**Your task**
Write out every line of the material as it stands, apart from the pictures.

######

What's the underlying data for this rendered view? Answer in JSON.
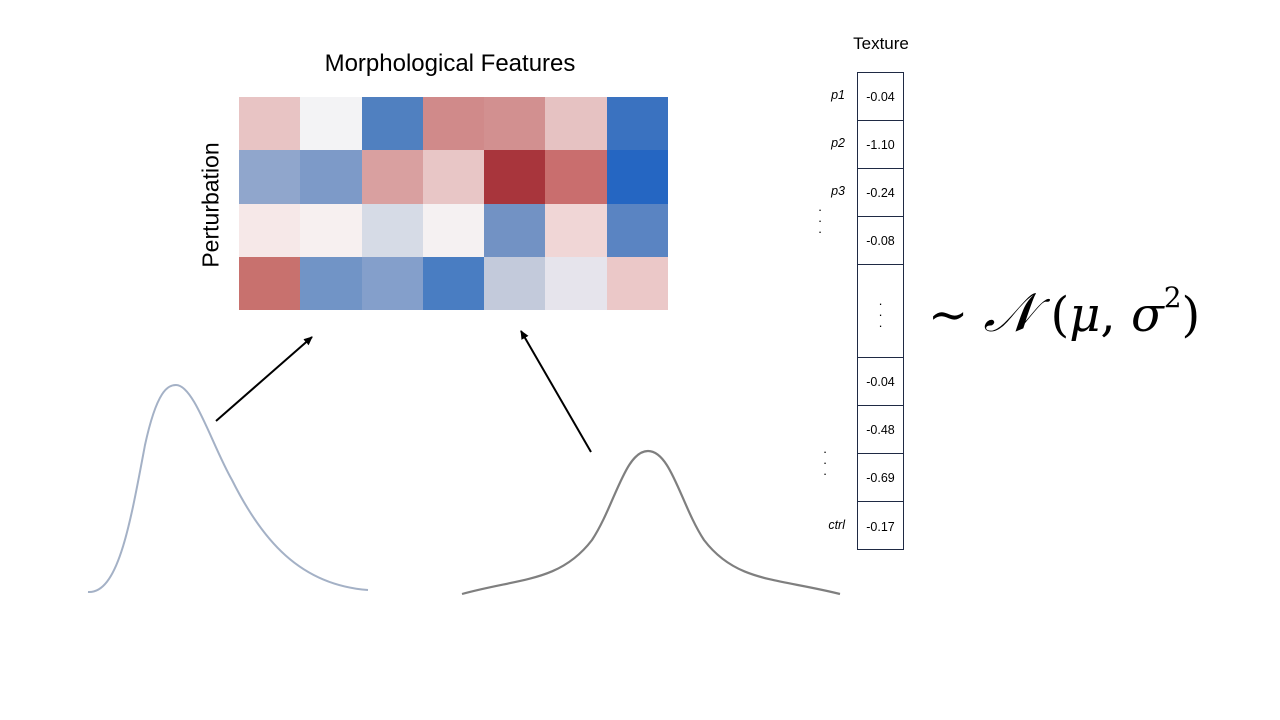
{
  "heatmap": {
    "title": "Morphological Features",
    "y_label": "Perturbation",
    "rows": [
      [
        "#e8c4c4",
        "#f3f3f5",
        "#5080c0",
        "#d08a8a",
        "#d29090",
        "#e6c2c2",
        "#3a72c0"
      ],
      [
        "#90a6cc",
        "#7d9ac8",
        "#d9a0a0",
        "#e8c6c6",
        "#a8353c",
        "#c96e6e",
        "#2566c2"
      ],
      [
        "#f6e8e8",
        "#f7f0f0",
        "#d6dbe6",
        "#f5f1f2",
        "#7292c4",
        "#f0d6d6",
        "#5a84c2"
      ],
      [
        "#c8716e",
        "#7194c6",
        "#849fcb",
        "#497dc2",
        "#c3cadb",
        "#e6e4ec",
        "#ebc8c8"
      ]
    ]
  },
  "texture": {
    "title": "Texture",
    "rows": [
      {
        "label": "p1",
        "value": "-0.04"
      },
      {
        "label": "p2",
        "value": "-1.10"
      },
      {
        "label": "p3",
        "value": "-0.24"
      },
      {
        "label": "",
        "value": "-0.08"
      },
      {
        "label": "",
        "value": ""
      },
      {
        "label": "",
        "value": "-0.04"
      },
      {
        "label": "",
        "value": "-0.48"
      },
      {
        "label": "",
        "value": "-0.69"
      },
      {
        "label": "ctrl",
        "value": "-0.17"
      }
    ]
  },
  "formula": {
    "tilde": "∼",
    "N": "𝒩",
    "mu": "μ",
    "sigma": "σ",
    "exp": "2"
  },
  "curves": [
    {
      "name": "skewed-distribution",
      "color": "#a4b1c6"
    },
    {
      "name": "normal-distribution",
      "color": "#7f7f7f"
    }
  ]
}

######

**Written response**
What's the underlying data for this rendered view? Answer in JSON.
{
  "heatmap": {
    "title": "Morphological Features",
    "y_label": "Perturbation",
    "rows": [
      [
        "#e8c4c4",
        "#f3f3f5",
        "#5080c0",
        "#d08a8a",
        "#d29090",
        "#e6c2c2",
        "#3a72c0"
      ],
      [
        "#90a6cc",
        "#7d9ac8",
        "#d9a0a0",
        "#e8c6c6",
        "#a8353c",
        "#c96e6e",
        "#2566c2"
      ],
      [
        "#f6e8e8",
        "#f7f0f0",
        "#d6dbe6",
        "#f5f1f2",
        "#7292c4",
        "#f0d6d6",
        "#5a84c2"
      ],
      [
        "#c8716e",
        "#7194c6",
        "#849fcb",
        "#497dc2",
        "#c3cadb",
        "#e6e4ec",
        "#ebc8c8"
      ]
    ]
  },
  "texture": {
    "title": "Texture",
    "rows": [
      {
        "label": "p1",
        "value": "-0.04"
      },
      {
        "label": "p2",
        "value": "-1.10"
      },
      {
        "label": "p3",
        "value": "-0.24"
      },
      {
        "label": "",
        "value": "-0.08"
      },
      {
        "label": "",
        "value": ""
      },
      {
        "label": "",
        "value": "-0.04"
      },
      {
        "label": "",
        "value": "-0.48"
      },
      {
        "label": "",
        "value": "-0.69"
      },
      {
        "label": "ctrl",
        "value": "-0.17"
      }
    ]
  },
  "formula": {
    "tilde": "∼",
    "N": "𝒩",
    "mu": "μ",
    "sigma": "σ",
    "exp": "2"
  },
  "curves": [
    {
      "name": "skewed-distribution",
      "color": "#a4b1c6"
    },
    {
      "name": "normal-distribution",
      "color": "#7f7f7f"
    }
  ]
}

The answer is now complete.